*TASK DIRECTIONS*. Could you reproduce the listing below line for line, with every character unchanged?

———

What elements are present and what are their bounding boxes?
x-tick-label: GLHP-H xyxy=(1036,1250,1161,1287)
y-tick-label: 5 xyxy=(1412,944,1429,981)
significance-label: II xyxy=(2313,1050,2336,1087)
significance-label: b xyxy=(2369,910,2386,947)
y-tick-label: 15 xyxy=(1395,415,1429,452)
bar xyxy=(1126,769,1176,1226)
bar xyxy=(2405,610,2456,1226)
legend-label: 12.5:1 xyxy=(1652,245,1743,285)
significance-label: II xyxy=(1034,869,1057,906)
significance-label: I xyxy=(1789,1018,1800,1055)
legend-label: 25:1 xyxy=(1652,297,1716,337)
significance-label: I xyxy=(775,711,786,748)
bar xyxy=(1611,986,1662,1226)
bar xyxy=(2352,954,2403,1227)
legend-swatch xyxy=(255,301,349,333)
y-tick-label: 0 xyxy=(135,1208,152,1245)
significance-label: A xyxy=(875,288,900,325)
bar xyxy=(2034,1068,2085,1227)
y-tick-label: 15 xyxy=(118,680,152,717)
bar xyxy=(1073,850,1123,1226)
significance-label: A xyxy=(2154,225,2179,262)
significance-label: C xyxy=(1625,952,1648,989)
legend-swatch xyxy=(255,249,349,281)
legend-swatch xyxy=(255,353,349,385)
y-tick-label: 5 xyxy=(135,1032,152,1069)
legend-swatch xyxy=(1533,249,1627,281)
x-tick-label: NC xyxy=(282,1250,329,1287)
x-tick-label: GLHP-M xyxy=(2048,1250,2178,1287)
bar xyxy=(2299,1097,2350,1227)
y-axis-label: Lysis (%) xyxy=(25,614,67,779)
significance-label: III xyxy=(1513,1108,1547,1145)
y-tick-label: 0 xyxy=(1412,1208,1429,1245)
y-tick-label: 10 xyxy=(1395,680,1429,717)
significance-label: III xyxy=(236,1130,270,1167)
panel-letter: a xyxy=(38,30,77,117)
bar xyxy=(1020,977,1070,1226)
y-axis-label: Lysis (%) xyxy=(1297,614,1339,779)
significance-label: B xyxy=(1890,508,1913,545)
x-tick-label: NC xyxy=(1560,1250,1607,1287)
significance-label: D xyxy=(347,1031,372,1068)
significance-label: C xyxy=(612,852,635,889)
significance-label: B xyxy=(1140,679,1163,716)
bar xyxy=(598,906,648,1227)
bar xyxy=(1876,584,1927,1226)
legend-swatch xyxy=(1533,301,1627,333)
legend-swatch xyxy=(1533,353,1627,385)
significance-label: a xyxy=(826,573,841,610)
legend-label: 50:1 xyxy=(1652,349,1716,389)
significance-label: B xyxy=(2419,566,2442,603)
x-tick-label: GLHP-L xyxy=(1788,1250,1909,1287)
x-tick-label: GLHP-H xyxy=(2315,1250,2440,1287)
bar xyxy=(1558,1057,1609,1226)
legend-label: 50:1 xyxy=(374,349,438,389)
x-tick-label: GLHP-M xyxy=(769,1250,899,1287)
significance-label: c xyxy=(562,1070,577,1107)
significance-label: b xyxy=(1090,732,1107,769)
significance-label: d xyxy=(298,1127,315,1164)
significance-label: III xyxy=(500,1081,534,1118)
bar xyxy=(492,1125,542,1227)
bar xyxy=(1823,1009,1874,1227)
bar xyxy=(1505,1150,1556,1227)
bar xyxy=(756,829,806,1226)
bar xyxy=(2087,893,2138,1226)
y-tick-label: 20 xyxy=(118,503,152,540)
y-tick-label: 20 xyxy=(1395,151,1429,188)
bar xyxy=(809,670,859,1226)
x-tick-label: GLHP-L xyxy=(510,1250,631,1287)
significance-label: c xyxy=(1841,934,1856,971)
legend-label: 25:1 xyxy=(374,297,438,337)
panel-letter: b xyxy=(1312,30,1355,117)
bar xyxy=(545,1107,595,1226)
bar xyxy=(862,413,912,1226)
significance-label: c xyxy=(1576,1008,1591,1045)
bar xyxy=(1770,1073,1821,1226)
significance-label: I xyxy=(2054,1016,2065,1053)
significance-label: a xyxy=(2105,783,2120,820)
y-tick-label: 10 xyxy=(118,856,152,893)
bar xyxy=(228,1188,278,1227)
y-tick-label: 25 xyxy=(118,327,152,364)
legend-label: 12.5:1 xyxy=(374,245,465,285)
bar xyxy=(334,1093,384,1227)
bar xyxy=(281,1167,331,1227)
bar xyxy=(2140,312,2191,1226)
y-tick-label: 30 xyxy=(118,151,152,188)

———

*ANSWER TO THE EXERCISE*.
What elements are present and what are their bounding boxes?
x-tick-label: GLHP-H xyxy=(1036,1250,1161,1287)
y-tick-label: 5 xyxy=(1412,944,1429,981)
significance-label: II xyxy=(2313,1050,2336,1087)
significance-label: b xyxy=(2369,910,2386,947)
y-tick-label: 15 xyxy=(1395,415,1429,452)
bar xyxy=(1126,769,1176,1226)
bar xyxy=(2405,610,2456,1226)
legend-label: 12.5:1 xyxy=(1652,245,1743,285)
significance-label: II xyxy=(1034,869,1057,906)
significance-label: I xyxy=(1789,1018,1800,1055)
legend-label: 25:1 xyxy=(1652,297,1716,337)
significance-label: I xyxy=(775,711,786,748)
bar xyxy=(1611,986,1662,1226)
bar xyxy=(2352,954,2403,1227)
legend-swatch xyxy=(255,301,349,333)
y-tick-label: 0 xyxy=(135,1208,152,1245)
significance-label: A xyxy=(875,288,900,325)
bar xyxy=(2034,1068,2085,1227)
y-tick-label: 15 xyxy=(118,680,152,717)
bar xyxy=(1073,850,1123,1226)
significance-label: A xyxy=(2154,225,2179,262)
significance-label: C xyxy=(1625,952,1648,989)
legend-swatch xyxy=(255,249,349,281)
legend-swatch xyxy=(255,353,349,385)
y-tick-label: 5 xyxy=(135,1032,152,1069)
legend-swatch xyxy=(1533,249,1627,281)
x-tick-label: NC xyxy=(282,1250,329,1287)
x-tick-label: GLHP-M xyxy=(2048,1250,2178,1287)
bar xyxy=(2299,1097,2350,1227)
y-axis-label: Lysis (%) xyxy=(25,614,67,779)
significance-label: III xyxy=(1513,1108,1547,1145)
y-tick-label: 0 xyxy=(1412,1208,1429,1245)
y-tick-label: 10 xyxy=(1395,680,1429,717)
significance-label: III xyxy=(236,1130,270,1167)
panel-letter: a xyxy=(38,30,77,117)
bar xyxy=(1020,977,1070,1226)
y-axis-label: Lysis (%) xyxy=(1297,614,1339,779)
significance-label: B xyxy=(1890,508,1913,545)
x-tick-label: NC xyxy=(1560,1250,1607,1287)
significance-label: D xyxy=(347,1031,372,1068)
significance-label: C xyxy=(612,852,635,889)
significance-label: B xyxy=(1140,679,1163,716)
bar xyxy=(598,906,648,1227)
bar xyxy=(1876,584,1927,1226)
legend-swatch xyxy=(1533,301,1627,333)
legend-swatch xyxy=(1533,353,1627,385)
significance-label: a xyxy=(826,573,841,610)
legend-label: 50:1 xyxy=(1652,349,1716,389)
significance-label: B xyxy=(2419,566,2442,603)
x-tick-label: GLHP-L xyxy=(1788,1250,1909,1287)
x-tick-label: GLHP-H xyxy=(2315,1250,2440,1287)
bar xyxy=(1558,1057,1609,1226)
legend-label: 50:1 xyxy=(374,349,438,389)
x-tick-label: GLHP-M xyxy=(769,1250,899,1287)
significance-label: c xyxy=(562,1070,577,1107)
significance-label: b xyxy=(1090,732,1107,769)
significance-label: d xyxy=(298,1127,315,1164)
significance-label: III xyxy=(500,1081,534,1118)
bar xyxy=(492,1125,542,1227)
bar xyxy=(1823,1009,1874,1227)
bar xyxy=(1505,1150,1556,1227)
bar xyxy=(756,829,806,1226)
bar xyxy=(2087,893,2138,1226)
y-tick-label: 20 xyxy=(118,503,152,540)
y-tick-label: 20 xyxy=(1395,151,1429,188)
bar xyxy=(809,670,859,1226)
x-tick-label: GLHP-L xyxy=(510,1250,631,1287)
significance-label: c xyxy=(1841,934,1856,971)
legend-label: 25:1 xyxy=(374,297,438,337)
panel-letter: b xyxy=(1312,30,1355,117)
bar xyxy=(545,1107,595,1226)
bar xyxy=(862,413,912,1226)
significance-label: c xyxy=(1576,1008,1591,1045)
bar xyxy=(1770,1073,1821,1226)
significance-label: I xyxy=(2054,1016,2065,1053)
significance-label: a xyxy=(2105,783,2120,820)
y-tick-label: 10 xyxy=(118,856,152,893)
bar xyxy=(228,1188,278,1227)
y-tick-label: 25 xyxy=(118,327,152,364)
legend-label: 12.5:1 xyxy=(374,245,465,285)
bar xyxy=(334,1093,384,1227)
bar xyxy=(281,1167,331,1227)
bar xyxy=(2140,312,2191,1226)
y-tick-label: 30 xyxy=(118,151,152,188)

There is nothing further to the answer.